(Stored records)
>> start
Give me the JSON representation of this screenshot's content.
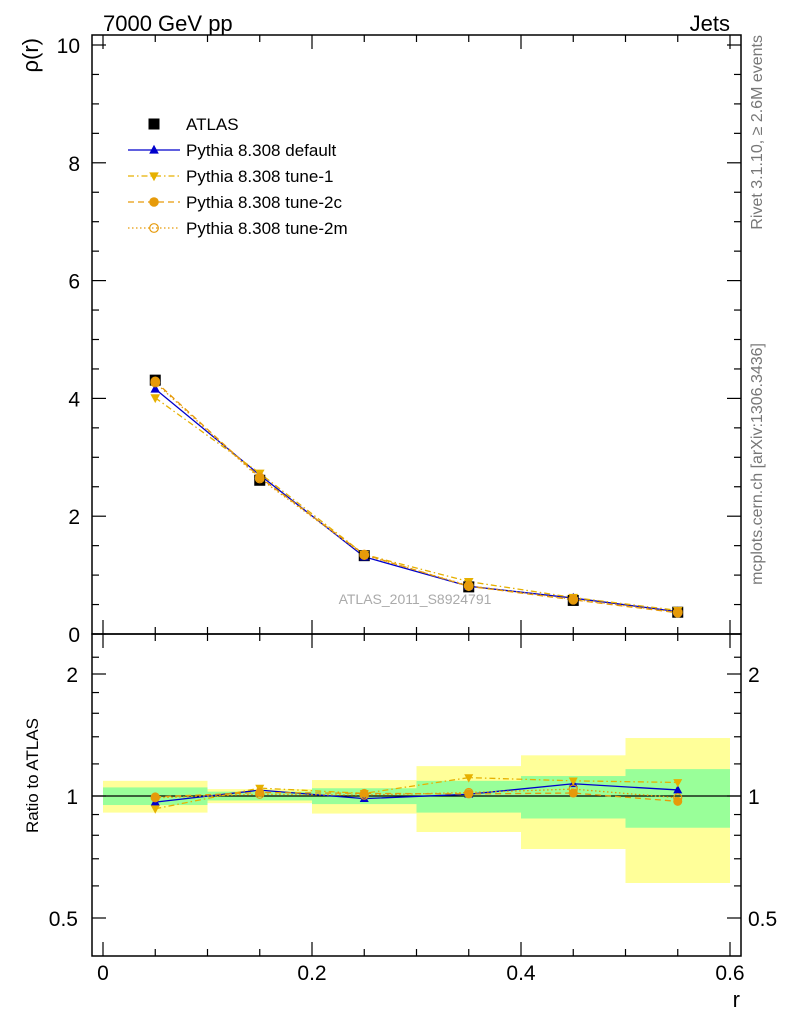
{
  "header": {
    "left": "7000 GeV pp",
    "right": "Jets"
  },
  "side_labels": {
    "rivet": "Rivet 3.1.10, ≥ 2.6M events",
    "mcplots": "mcplots.cern.ch [arXiv:1306.3436]"
  },
  "watermark": "ATLAS_2011_S8924791",
  "chart_data": [
    {
      "type": "line",
      "panel": "main",
      "ylabel": "ρ(r)",
      "xlim": [
        -0.01,
        0.6
      ],
      "ylim": [
        0,
        10.2
      ],
      "y_ticks": [
        0,
        2,
        4,
        6,
        8,
        10
      ],
      "legend": {
        "placement": "top-left"
      },
      "x": [
        0.05,
        0.15,
        0.25,
        0.35,
        0.45,
        0.55
      ],
      "series": [
        {
          "name": "ATLAS",
          "color": "#000000",
          "marker": "square",
          "line": "none",
          "values": [
            4.31,
            2.61,
            1.33,
            0.8,
            0.57,
            0.37
          ]
        },
        {
          "name": "Pythia 8.308 default",
          "color": "#0000cc",
          "marker": "triangle-up",
          "line": "solid",
          "values": [
            4.16,
            2.7,
            1.31,
            0.81,
            0.61,
            0.38
          ]
        },
        {
          "name": "Pythia 8.308 tune-1",
          "color": "#e6b000",
          "marker": "triangle-down",
          "line": "dashdot",
          "values": [
            4.01,
            2.73,
            1.35,
            0.89,
            0.62,
            0.4
          ]
        },
        {
          "name": "Pythia 8.308 tune-2c",
          "color": "#e69a0a",
          "marker": "circle-filled",
          "line": "dashed",
          "values": [
            4.29,
            2.66,
            1.35,
            0.81,
            0.58,
            0.36
          ]
        },
        {
          "name": "Pythia 8.308 tune-2m",
          "color": "#e69a0a",
          "marker": "circle-open",
          "line": "dotted",
          "values": [
            4.27,
            2.64,
            1.34,
            0.82,
            0.59,
            0.37
          ]
        }
      ]
    },
    {
      "type": "line",
      "panel": "ratio",
      "ylabel": "Ratio to ATLAS",
      "xlabel": "r",
      "xlim": [
        -0.01,
        0.6
      ],
      "ylim": [
        0.41,
        2.3
      ],
      "yscale": "log",
      "y_ticks": [
        0.5,
        1,
        2
      ],
      "x_ticks": [
        0,
        0.2,
        0.4,
        0.6
      ],
      "bin_edges": [
        0.0,
        0.1,
        0.2,
        0.3,
        0.4,
        0.5,
        0.6
      ],
      "band_inner": {
        "color": "#99ff99",
        "low": [
          0.95,
          0.975,
          0.955,
          0.91,
          0.88,
          0.835
        ],
        "high": [
          1.05,
          1.025,
          1.045,
          1.09,
          1.12,
          1.165
        ]
      },
      "band_outer": {
        "color": "#ffff99",
        "low": [
          0.91,
          0.96,
          0.905,
          0.815,
          0.74,
          0.61
        ],
        "high": [
          1.09,
          1.04,
          1.095,
          1.185,
          1.26,
          1.39
        ]
      },
      "x": [
        0.05,
        0.15,
        0.25,
        0.35,
        0.45,
        0.55
      ],
      "series": [
        {
          "name": "Pythia 8.308 default",
          "color": "#0000cc",
          "marker": "triangle-up",
          "line": "solid",
          "values": [
            0.966,
            1.034,
            0.985,
            1.01,
            1.072,
            1.035
          ]
        },
        {
          "name": "Pythia 8.308 tune-1",
          "color": "#e6b000",
          "marker": "triangle-down",
          "line": "dashdot",
          "values": [
            0.93,
            1.046,
            1.015,
            1.11,
            1.09,
            1.08
          ]
        },
        {
          "name": "Pythia 8.308 tune-2c",
          "color": "#e69a0a",
          "marker": "circle-filled",
          "line": "dashed",
          "values": [
            0.995,
            1.02,
            1.015,
            1.012,
            1.017,
            0.97
          ]
        },
        {
          "name": "Pythia 8.308 tune-2m",
          "color": "#e69a0a",
          "marker": "circle-open",
          "line": "dotted",
          "values": [
            0.99,
            1.01,
            1.005,
            1.02,
            1.04,
            0.99
          ]
        }
      ]
    }
  ]
}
>> end
Reproduce the full listing faithfully, but do not carry over any pictures.

§ RESULT OF THE EXERCISE:
Give me the JSON representation of this screenshot's content.
{
  "header": {
    "left": "7000 GeV pp",
    "right": "Jets"
  },
  "side_labels": {
    "rivet": "Rivet 3.1.10, ≥ 2.6M events",
    "mcplots": "mcplots.cern.ch [arXiv:1306.3436]"
  },
  "watermark": "ATLAS_2011_S8924791",
  "chart_data": [
    {
      "type": "line",
      "panel": "main",
      "ylabel": "ρ(r)",
      "xlim": [
        -0.01,
        0.6
      ],
      "ylim": [
        0,
        10.2
      ],
      "y_ticks": [
        0,
        2,
        4,
        6,
        8,
        10
      ],
      "legend": {
        "placement": "top-left"
      },
      "x": [
        0.05,
        0.15,
        0.25,
        0.35,
        0.45,
        0.55
      ],
      "series": [
        {
          "name": "ATLAS",
          "color": "#000000",
          "marker": "square",
          "line": "none",
          "values": [
            4.31,
            2.61,
            1.33,
            0.8,
            0.57,
            0.37
          ]
        },
        {
          "name": "Pythia 8.308 default",
          "color": "#0000cc",
          "marker": "triangle-up",
          "line": "solid",
          "values": [
            4.16,
            2.7,
            1.31,
            0.81,
            0.61,
            0.38
          ]
        },
        {
          "name": "Pythia 8.308 tune-1",
          "color": "#e6b000",
          "marker": "triangle-down",
          "line": "dashdot",
          "values": [
            4.01,
            2.73,
            1.35,
            0.89,
            0.62,
            0.4
          ]
        },
        {
          "name": "Pythia 8.308 tune-2c",
          "color": "#e69a0a",
          "marker": "circle-filled",
          "line": "dashed",
          "values": [
            4.29,
            2.66,
            1.35,
            0.81,
            0.58,
            0.36
          ]
        },
        {
          "name": "Pythia 8.308 tune-2m",
          "color": "#e69a0a",
          "marker": "circle-open",
          "line": "dotted",
          "values": [
            4.27,
            2.64,
            1.34,
            0.82,
            0.59,
            0.37
          ]
        }
      ]
    },
    {
      "type": "line",
      "panel": "ratio",
      "ylabel": "Ratio to ATLAS",
      "xlabel": "r",
      "xlim": [
        -0.01,
        0.6
      ],
      "ylim": [
        0.41,
        2.3
      ],
      "yscale": "log",
      "y_ticks": [
        0.5,
        1,
        2
      ],
      "x_ticks": [
        0,
        0.2,
        0.4,
        0.6
      ],
      "bin_edges": [
        0.0,
        0.1,
        0.2,
        0.3,
        0.4,
        0.5,
        0.6
      ],
      "band_inner": {
        "color": "#99ff99",
        "low": [
          0.95,
          0.975,
          0.955,
          0.91,
          0.88,
          0.835
        ],
        "high": [
          1.05,
          1.025,
          1.045,
          1.09,
          1.12,
          1.165
        ]
      },
      "band_outer": {
        "color": "#ffff99",
        "low": [
          0.91,
          0.96,
          0.905,
          0.815,
          0.74,
          0.61
        ],
        "high": [
          1.09,
          1.04,
          1.095,
          1.185,
          1.26,
          1.39
        ]
      },
      "x": [
        0.05,
        0.15,
        0.25,
        0.35,
        0.45,
        0.55
      ],
      "series": [
        {
          "name": "Pythia 8.308 default",
          "color": "#0000cc",
          "marker": "triangle-up",
          "line": "solid",
          "values": [
            0.966,
            1.034,
            0.985,
            1.01,
            1.072,
            1.035
          ]
        },
        {
          "name": "Pythia 8.308 tune-1",
          "color": "#e6b000",
          "marker": "triangle-down",
          "line": "dashdot",
          "values": [
            0.93,
            1.046,
            1.015,
            1.11,
            1.09,
            1.08
          ]
        },
        {
          "name": "Pythia 8.308 tune-2c",
          "color": "#e69a0a",
          "marker": "circle-filled",
          "line": "dashed",
          "values": [
            0.995,
            1.02,
            1.015,
            1.012,
            1.017,
            0.97
          ]
        },
        {
          "name": "Pythia 8.308 tune-2m",
          "color": "#e69a0a",
          "marker": "circle-open",
          "line": "dotted",
          "values": [
            0.99,
            1.01,
            1.005,
            1.02,
            1.04,
            0.99
          ]
        }
      ]
    }
  ]
}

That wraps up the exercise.